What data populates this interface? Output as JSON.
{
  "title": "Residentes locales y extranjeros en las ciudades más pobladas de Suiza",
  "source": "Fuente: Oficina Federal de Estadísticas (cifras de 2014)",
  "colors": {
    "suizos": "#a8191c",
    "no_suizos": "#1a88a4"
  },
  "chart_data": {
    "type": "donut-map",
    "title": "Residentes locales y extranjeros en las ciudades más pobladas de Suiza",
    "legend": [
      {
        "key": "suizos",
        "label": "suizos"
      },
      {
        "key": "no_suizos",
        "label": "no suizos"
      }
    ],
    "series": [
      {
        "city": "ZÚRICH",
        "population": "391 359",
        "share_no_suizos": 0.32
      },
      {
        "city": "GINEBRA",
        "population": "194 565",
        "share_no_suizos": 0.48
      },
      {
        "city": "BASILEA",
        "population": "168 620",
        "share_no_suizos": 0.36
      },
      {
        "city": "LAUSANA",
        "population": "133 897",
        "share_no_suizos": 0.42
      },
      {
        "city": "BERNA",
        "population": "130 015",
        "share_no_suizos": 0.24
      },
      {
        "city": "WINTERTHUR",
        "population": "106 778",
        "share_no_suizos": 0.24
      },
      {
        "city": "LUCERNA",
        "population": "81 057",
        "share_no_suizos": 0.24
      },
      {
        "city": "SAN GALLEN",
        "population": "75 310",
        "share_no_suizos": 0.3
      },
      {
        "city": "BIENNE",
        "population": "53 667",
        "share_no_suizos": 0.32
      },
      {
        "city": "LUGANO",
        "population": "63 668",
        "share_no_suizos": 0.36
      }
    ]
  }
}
━━━━━━
WORK TO DO: State how many lines of the listing include "city", and nothing more.

FINAL RESULT: 10